### Goal
Gather every line that includes the word "предусмотренных", please.

### Dataset records
════
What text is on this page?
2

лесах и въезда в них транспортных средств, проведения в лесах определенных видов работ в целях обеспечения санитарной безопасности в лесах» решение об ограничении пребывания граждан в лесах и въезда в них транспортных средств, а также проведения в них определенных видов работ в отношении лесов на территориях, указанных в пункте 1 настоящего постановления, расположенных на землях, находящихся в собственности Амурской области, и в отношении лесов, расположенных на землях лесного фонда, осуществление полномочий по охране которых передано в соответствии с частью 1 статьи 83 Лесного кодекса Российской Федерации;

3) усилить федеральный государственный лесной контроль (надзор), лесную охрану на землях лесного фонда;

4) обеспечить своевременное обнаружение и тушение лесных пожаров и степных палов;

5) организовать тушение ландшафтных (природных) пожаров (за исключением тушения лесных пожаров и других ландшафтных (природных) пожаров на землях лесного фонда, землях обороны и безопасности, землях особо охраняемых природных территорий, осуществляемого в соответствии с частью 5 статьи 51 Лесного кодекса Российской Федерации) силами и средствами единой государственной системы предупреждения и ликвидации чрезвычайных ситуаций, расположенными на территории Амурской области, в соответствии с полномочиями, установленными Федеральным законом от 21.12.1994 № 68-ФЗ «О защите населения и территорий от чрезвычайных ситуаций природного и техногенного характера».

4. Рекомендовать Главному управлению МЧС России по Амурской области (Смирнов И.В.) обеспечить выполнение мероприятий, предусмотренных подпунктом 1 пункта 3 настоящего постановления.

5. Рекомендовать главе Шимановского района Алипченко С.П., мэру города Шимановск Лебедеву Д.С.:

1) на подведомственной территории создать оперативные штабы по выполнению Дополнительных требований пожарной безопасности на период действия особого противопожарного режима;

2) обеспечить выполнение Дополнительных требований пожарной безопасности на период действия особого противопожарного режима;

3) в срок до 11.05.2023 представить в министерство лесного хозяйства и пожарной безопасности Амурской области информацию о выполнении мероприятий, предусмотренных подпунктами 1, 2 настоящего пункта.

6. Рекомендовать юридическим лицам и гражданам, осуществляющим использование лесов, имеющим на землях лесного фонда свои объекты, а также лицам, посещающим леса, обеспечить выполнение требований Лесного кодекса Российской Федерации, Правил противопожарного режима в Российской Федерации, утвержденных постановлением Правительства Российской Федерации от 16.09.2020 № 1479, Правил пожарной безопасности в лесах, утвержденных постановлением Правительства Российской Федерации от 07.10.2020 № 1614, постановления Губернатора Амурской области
════
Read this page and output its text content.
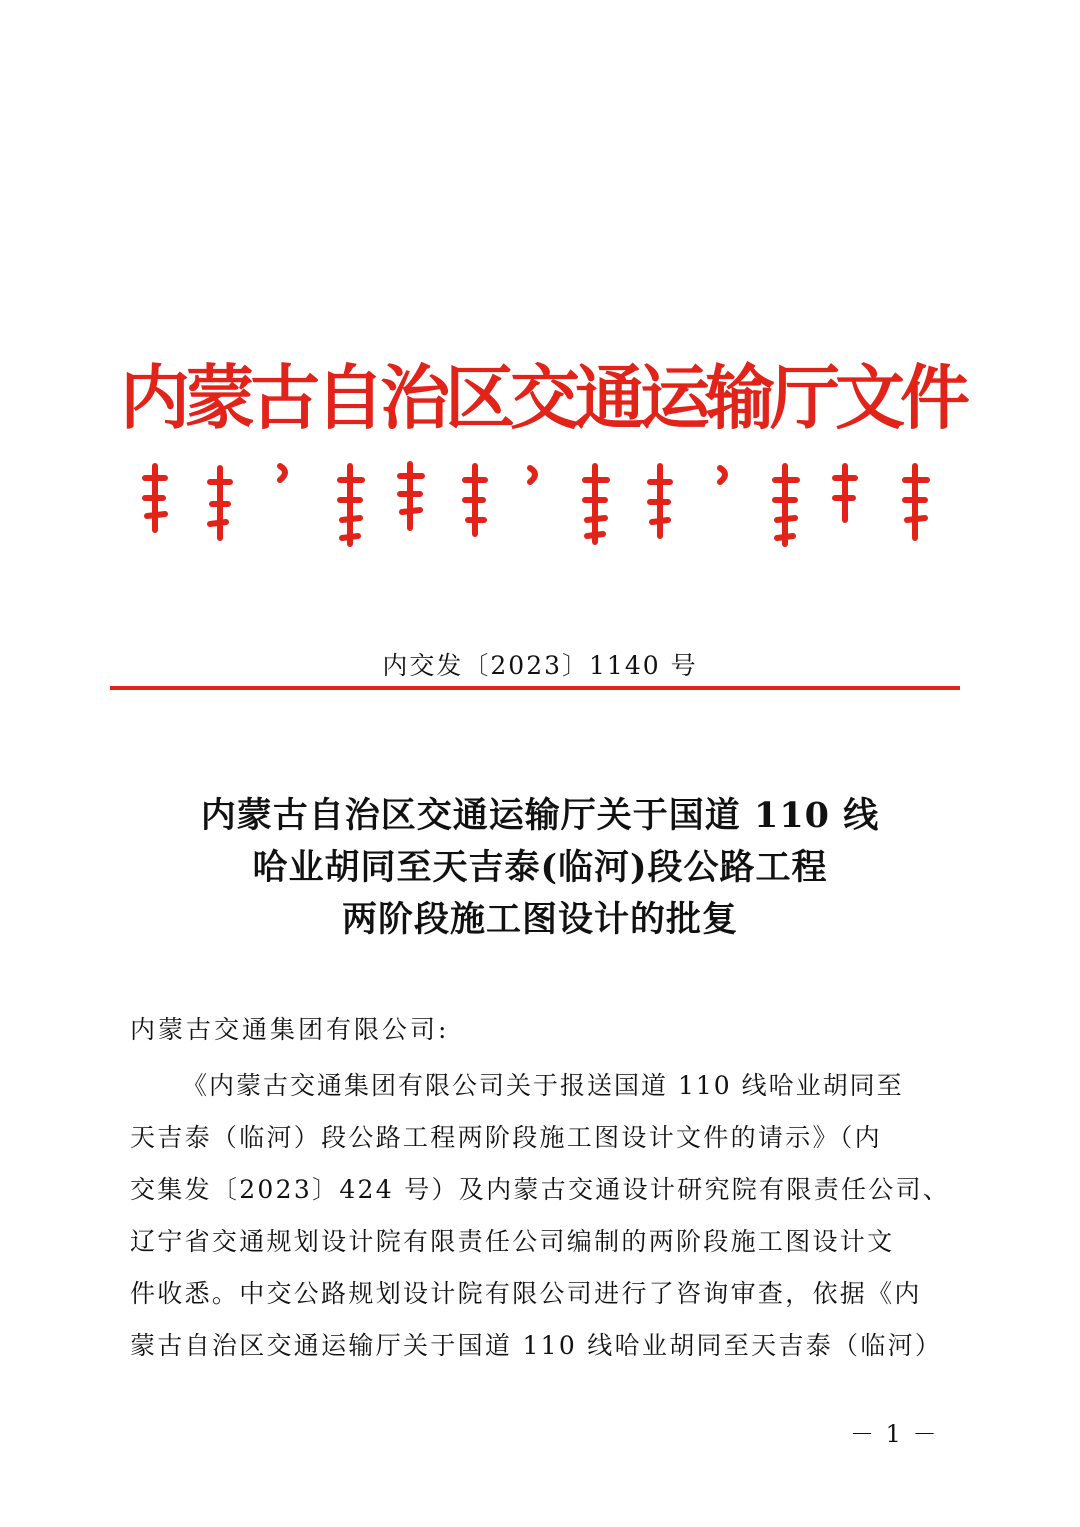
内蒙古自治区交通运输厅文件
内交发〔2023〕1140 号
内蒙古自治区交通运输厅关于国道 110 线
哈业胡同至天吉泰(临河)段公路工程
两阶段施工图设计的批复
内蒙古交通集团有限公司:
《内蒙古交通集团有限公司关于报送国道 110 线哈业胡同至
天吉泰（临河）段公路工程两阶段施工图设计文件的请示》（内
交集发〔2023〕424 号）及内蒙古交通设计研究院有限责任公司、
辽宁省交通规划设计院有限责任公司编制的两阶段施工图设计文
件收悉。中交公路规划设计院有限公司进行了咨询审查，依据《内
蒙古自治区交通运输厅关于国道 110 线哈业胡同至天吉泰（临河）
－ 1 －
════
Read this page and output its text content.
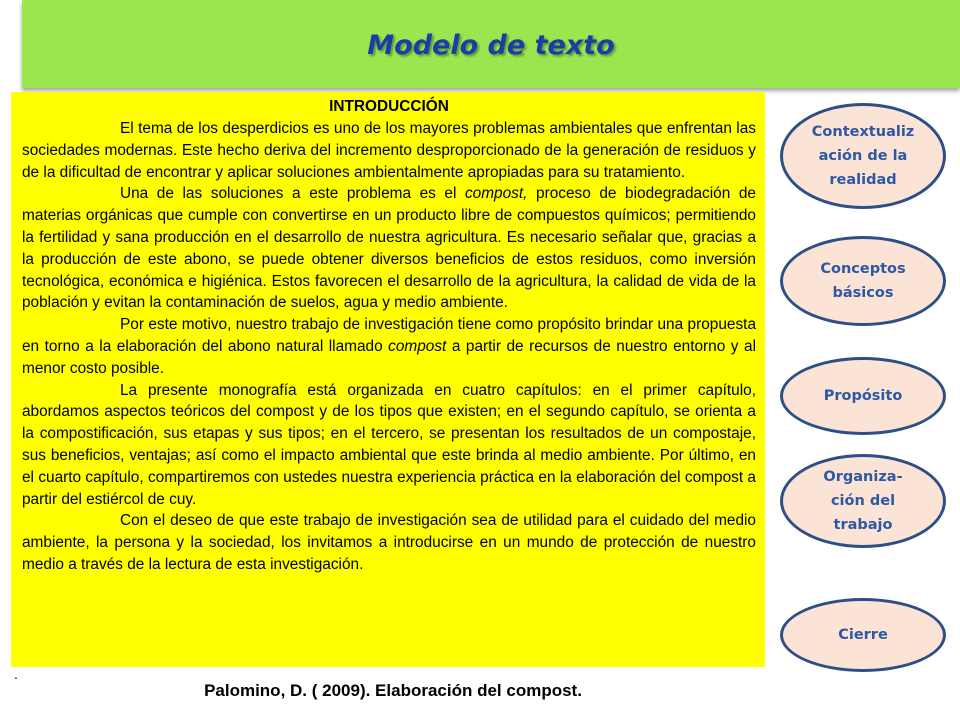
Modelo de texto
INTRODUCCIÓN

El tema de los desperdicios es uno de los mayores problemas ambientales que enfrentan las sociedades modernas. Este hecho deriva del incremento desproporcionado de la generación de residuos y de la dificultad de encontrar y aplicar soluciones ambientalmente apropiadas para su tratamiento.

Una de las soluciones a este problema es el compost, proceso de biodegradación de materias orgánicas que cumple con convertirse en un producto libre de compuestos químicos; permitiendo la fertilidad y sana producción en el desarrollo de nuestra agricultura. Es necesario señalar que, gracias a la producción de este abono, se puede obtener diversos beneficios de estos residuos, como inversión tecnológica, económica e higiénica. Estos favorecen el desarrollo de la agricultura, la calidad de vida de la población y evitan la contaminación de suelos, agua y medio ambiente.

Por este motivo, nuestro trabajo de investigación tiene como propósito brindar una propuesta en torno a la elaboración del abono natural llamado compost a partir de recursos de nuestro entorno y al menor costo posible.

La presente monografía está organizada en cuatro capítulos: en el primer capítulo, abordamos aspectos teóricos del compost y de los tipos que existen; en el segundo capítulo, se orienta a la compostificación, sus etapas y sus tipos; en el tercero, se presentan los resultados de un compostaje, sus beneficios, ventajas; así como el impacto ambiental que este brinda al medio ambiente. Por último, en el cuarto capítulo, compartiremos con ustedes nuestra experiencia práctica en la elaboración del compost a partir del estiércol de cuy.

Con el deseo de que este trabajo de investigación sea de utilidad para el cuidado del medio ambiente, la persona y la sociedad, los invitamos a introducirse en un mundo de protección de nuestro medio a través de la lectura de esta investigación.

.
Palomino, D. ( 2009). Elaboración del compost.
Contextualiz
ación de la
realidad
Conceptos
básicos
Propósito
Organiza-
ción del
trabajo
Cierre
════
### The solution
4. Рекомендовать Главному управлению МЧС России по Амурской области (Смирнов И.В.) обеспечить выполнение мероприятий, предусмотренных подпунктом 1 пункта 3 настоящего постановления.
3) в срок до 11.05.2023 представить в министерство лесного хозяйства и пожарной безопасности Амурской области информацию о выполнении мероприятий, предусмотренных подпунктами 1, 2 настоящего пункта.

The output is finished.